** Raw records **
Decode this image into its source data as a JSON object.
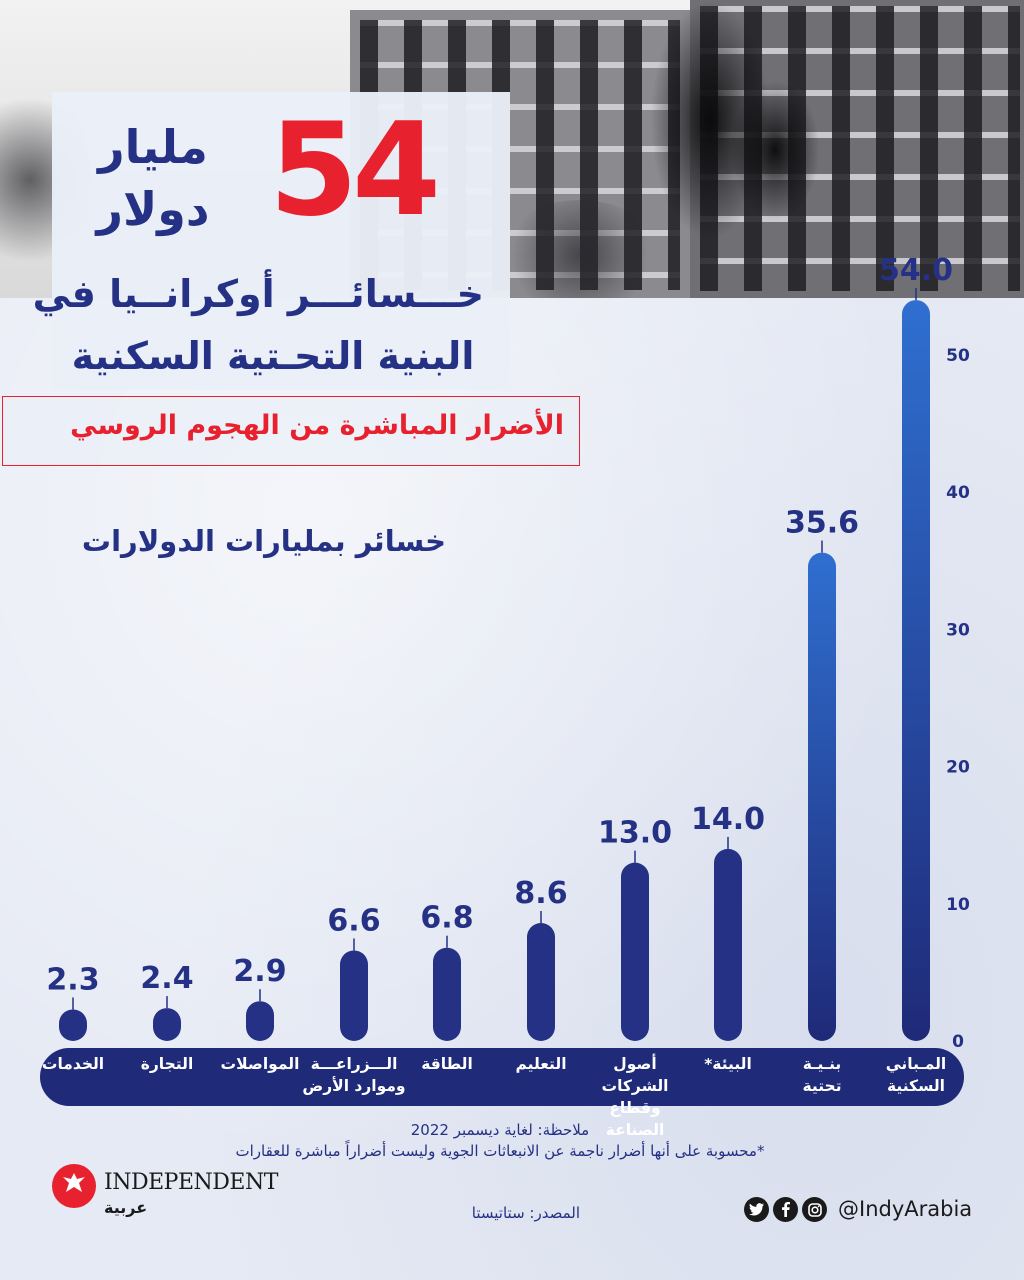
{
  "headline": {
    "big_number": "54",
    "unit_line1": "مليار",
    "unit_line2": "دولار",
    "title_line1": "خـــسائـــر أوكرانــيا في",
    "title_line2": "البنية التحـتية السكنية",
    "subtitle": "الأضرار المباشرة من الهجوم الروسي",
    "axis_caption": "خسائر بمليارات الدولارات"
  },
  "chart_data": {
    "type": "bar",
    "title": "خسائر أوكرانيا في البنية التحتية السكنية",
    "ylabel": "خسائر بمليارات الدولارات",
    "ylim": [
      0,
      54
    ],
    "yticks": [
      0,
      10,
      20,
      30,
      40,
      50
    ],
    "categories": [
      "المـباني\nالسكنية",
      "بنـيـة\nتحتية",
      "البيئة*",
      "أصول الشركات\nوقطاع الصناعة",
      "التعليم",
      "الطاقة",
      "الـــزراعـــة\nوموارد الأرض",
      "المواصلات",
      "التجارة",
      "الخدمات"
    ],
    "values": [
      54.0,
      35.6,
      14.0,
      13.0,
      8.6,
      6.8,
      6.6,
      2.9,
      2.4,
      2.3
    ],
    "value_labels": [
      "54.0",
      "35.6",
      "14.0",
      "13.0",
      "8.6",
      "6.8",
      "6.6",
      "2.9",
      "2.4",
      "2.3"
    ],
    "bar_color": "#243184",
    "bar_color_top": "#2f6fd0"
  },
  "notes": {
    "note": "ملاحظة: لغاية ديسمبر 2022",
    "asterisk": "*محسوبة على أنها أضرار ناجمة عن الانبعاثات الجوية وليست أضراراً مباشرة للعقارات"
  },
  "footer": {
    "logo_word": "INDEPENDENT",
    "logo_arabic": "عربية",
    "source": "المصدر: ستاتيستا",
    "handle": "@IndyArabia",
    "social_icons": [
      "instagram-icon",
      "facebook-icon",
      "twitter-icon"
    ]
  },
  "colors": {
    "accent_red": "#e8212f",
    "navy": "#243184",
    "band": "#1f2a78"
  }
}
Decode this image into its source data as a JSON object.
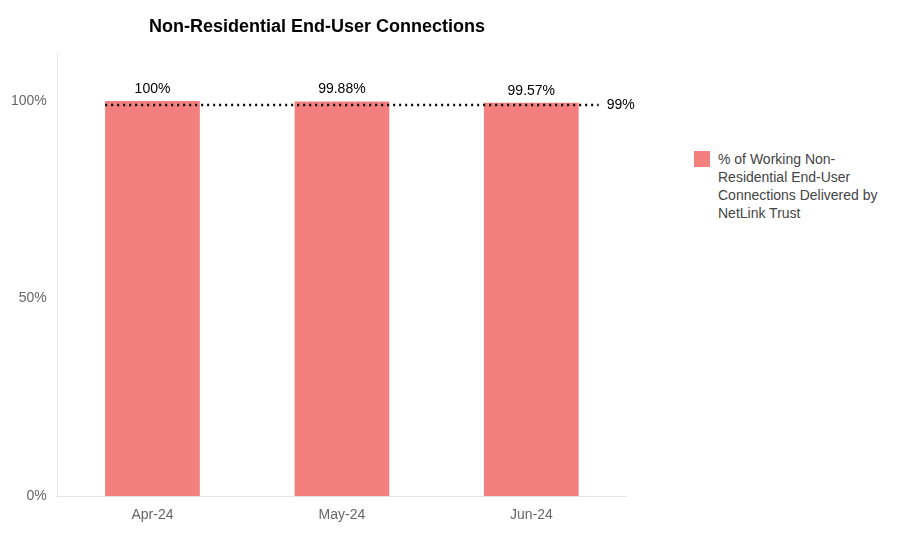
{
  "chart_data": {
    "type": "bar",
    "title": "Non-Residential End-User Connections",
    "categories": [
      "Apr-24",
      "May-24",
      "Jun-24"
    ],
    "series": [
      {
        "name": "% of Working Non-\nResidential End-User\nConnections Delivered by\nNetLink Trust",
        "color": "#F47F7F",
        "values": [
          100.0,
          99.88,
          99.57
        ],
        "value_labels": [
          "100%",
          "99.88%",
          "99.57%"
        ]
      }
    ],
    "data_labels": true,
    "ylim": [
      0,
      112
    ],
    "yticks": [
      {
        "value": 0,
        "label": "0%"
      },
      {
        "value": 50,
        "label": "50%"
      },
      {
        "value": 100,
        "label": "100%"
      }
    ],
    "annotations": [
      {
        "y": 99,
        "text": "99%",
        "color": "#000000",
        "line_style": "dotted"
      }
    ],
    "grid": false,
    "legend": "right"
  }
}
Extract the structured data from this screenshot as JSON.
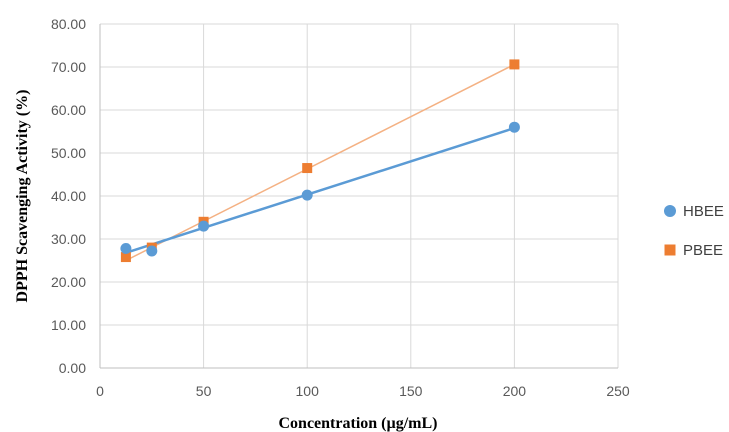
{
  "chart_data": {
    "type": "scatter",
    "title": "",
    "xlabel": "Concentration (µg/mL)",
    "ylabel": "DPPH Scavenging Activity (%)",
    "xlim": [
      0,
      250
    ],
    "ylim": [
      0,
      80
    ],
    "x_ticks": [
      "0",
      "50",
      "100",
      "150",
      "200",
      "250"
    ],
    "y_ticks": [
      "0.00",
      "10.00",
      "20.00",
      "30.00",
      "40.00",
      "50.00",
      "60.00",
      "70.00",
      "80.00"
    ],
    "grid": true,
    "legend_position": "right",
    "series": [
      {
        "name": "HBEE",
        "color": "#5b9bd5",
        "marker": "circle",
        "x": [
          12.5,
          25,
          50,
          100,
          200
        ],
        "y": [
          27.8,
          27.2,
          33.0,
          40.2,
          56.0
        ],
        "fit_line": {
          "x": [
            12.5,
            200
          ],
          "y": [
            26.8,
            55.8
          ]
        }
      },
      {
        "name": "PBEE",
        "color": "#ed7d31",
        "marker": "square",
        "x": [
          12.5,
          25,
          50,
          100,
          200
        ],
        "y": [
          25.8,
          28.0,
          34.0,
          46.5,
          70.6
        ],
        "fit_line": {
          "x": [
            12.5,
            200
          ],
          "y": [
            25.0,
            70.6
          ]
        }
      }
    ]
  }
}
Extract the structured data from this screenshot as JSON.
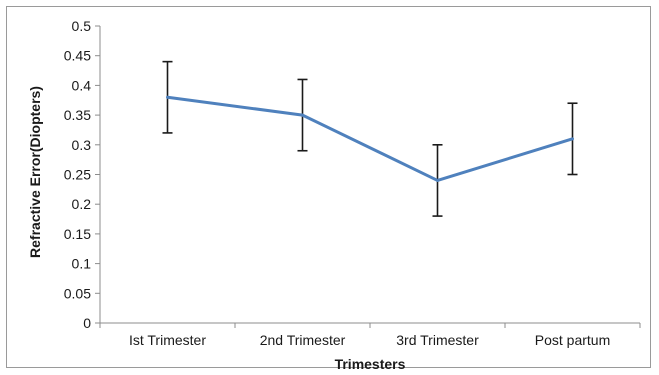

** WHAT THE TASK REQUIRES **
Each line of the data is to be duplicated exactly; pictures stay out of the copy.

** ANSWER TO THE EXERCISE **
Decode this image into its source data as a JSON object.
{
  "headline": {
    "big_number": "54",
    "unit_line1": "مليار",
    "unit_line2": "دولار",
    "title_line1": "خـــسائـــر أوكرانــيا في",
    "title_line2": "البنية التحـتية السكنية",
    "subtitle": "الأضرار المباشرة من الهجوم الروسي",
    "axis_caption": "خسائر بمليارات الدولارات"
  },
  "chart_data": {
    "type": "bar",
    "title": "خسائر أوكرانيا في البنية التحتية السكنية",
    "ylabel": "خسائر بمليارات الدولارات",
    "ylim": [
      0,
      54
    ],
    "yticks": [
      0,
      10,
      20,
      30,
      40,
      50
    ],
    "categories": [
      "المـباني\nالسكنية",
      "بنـيـة\nتحتية",
      "البيئة*",
      "أصول الشركات\nوقطاع الصناعة",
      "التعليم",
      "الطاقة",
      "الـــزراعـــة\nوموارد الأرض",
      "المواصلات",
      "التجارة",
      "الخدمات"
    ],
    "values": [
      54.0,
      35.6,
      14.0,
      13.0,
      8.6,
      6.8,
      6.6,
      2.9,
      2.4,
      2.3
    ],
    "value_labels": [
      "54.0",
      "35.6",
      "14.0",
      "13.0",
      "8.6",
      "6.8",
      "6.6",
      "2.9",
      "2.4",
      "2.3"
    ],
    "bar_color": "#243184",
    "bar_color_top": "#2f6fd0"
  },
  "notes": {
    "note": "ملاحظة: لغاية ديسمبر 2022",
    "asterisk": "*محسوبة على أنها أضرار ناجمة عن الانبعاثات الجوية وليست أضراراً مباشرة للعقارات"
  },
  "footer": {
    "logo_word": "INDEPENDENT",
    "logo_arabic": "عربية",
    "source": "المصدر: ستاتيستا",
    "handle": "@IndyArabia",
    "social_icons": [
      "instagram-icon",
      "facebook-icon",
      "twitter-icon"
    ]
  },
  "colors": {
    "accent_red": "#e8212f",
    "navy": "#243184",
    "band": "#1f2a78"
  }
}
Decode this image into its source data as a JSON object.
{
  "chart_data": {
    "type": "bar",
    "title": "Non-Residential End-User Connections",
    "categories": [
      "Apr-24",
      "May-24",
      "Jun-24"
    ],
    "series": [
      {
        "name": "% of Working Non-\nResidential End-User\nConnections Delivered by\nNetLink Trust",
        "color": "#F47F7F",
        "values": [
          100.0,
          99.88,
          99.57
        ],
        "value_labels": [
          "100%",
          "99.88%",
          "99.57%"
        ]
      }
    ],
    "data_labels": true,
    "ylim": [
      0,
      112
    ],
    "yticks": [
      {
        "value": 0,
        "label": "0%"
      },
      {
        "value": 50,
        "label": "50%"
      },
      {
        "value": 100,
        "label": "100%"
      }
    ],
    "annotations": [
      {
        "y": 99,
        "text": "99%",
        "color": "#000000",
        "line_style": "dotted"
      }
    ],
    "grid": false,
    "legend": "right"
  }
}
Extract the structured data from this screenshot as JSON.
{
  "chart_data": {
    "type": "scatter",
    "title": "",
    "xlabel": "Concentration (µg/mL)",
    "ylabel": "DPPH Scavenging Activity (%)",
    "xlim": [
      0,
      250
    ],
    "ylim": [
      0,
      80
    ],
    "x_ticks": [
      "0",
      "50",
      "100",
      "150",
      "200",
      "250"
    ],
    "y_ticks": [
      "0.00",
      "10.00",
      "20.00",
      "30.00",
      "40.00",
      "50.00",
      "60.00",
      "70.00",
      "80.00"
    ],
    "grid": true,
    "legend_position": "right",
    "series": [
      {
        "name": "HBEE",
        "color": "#5b9bd5",
        "marker": "circle",
        "x": [
          12.5,
          25,
          50,
          100,
          200
        ],
        "y": [
          27.8,
          27.2,
          33.0,
          40.2,
          56.0
        ],
        "fit_line": {
          "x": [
            12.5,
            200
          ],
          "y": [
            26.8,
            55.8
          ]
        }
      },
      {
        "name": "PBEE",
        "color": "#ed7d31",
        "marker": "square",
        "x": [
          12.5,
          25,
          50,
          100,
          200
        ],
        "y": [
          25.8,
          28.0,
          34.0,
          46.5,
          70.6
        ],
        "fit_line": {
          "x": [
            12.5,
            200
          ],
          "y": [
            25.0,
            70.6
          ]
        }
      }
    ]
  }
}
Extract the structured data from this screenshot as JSON.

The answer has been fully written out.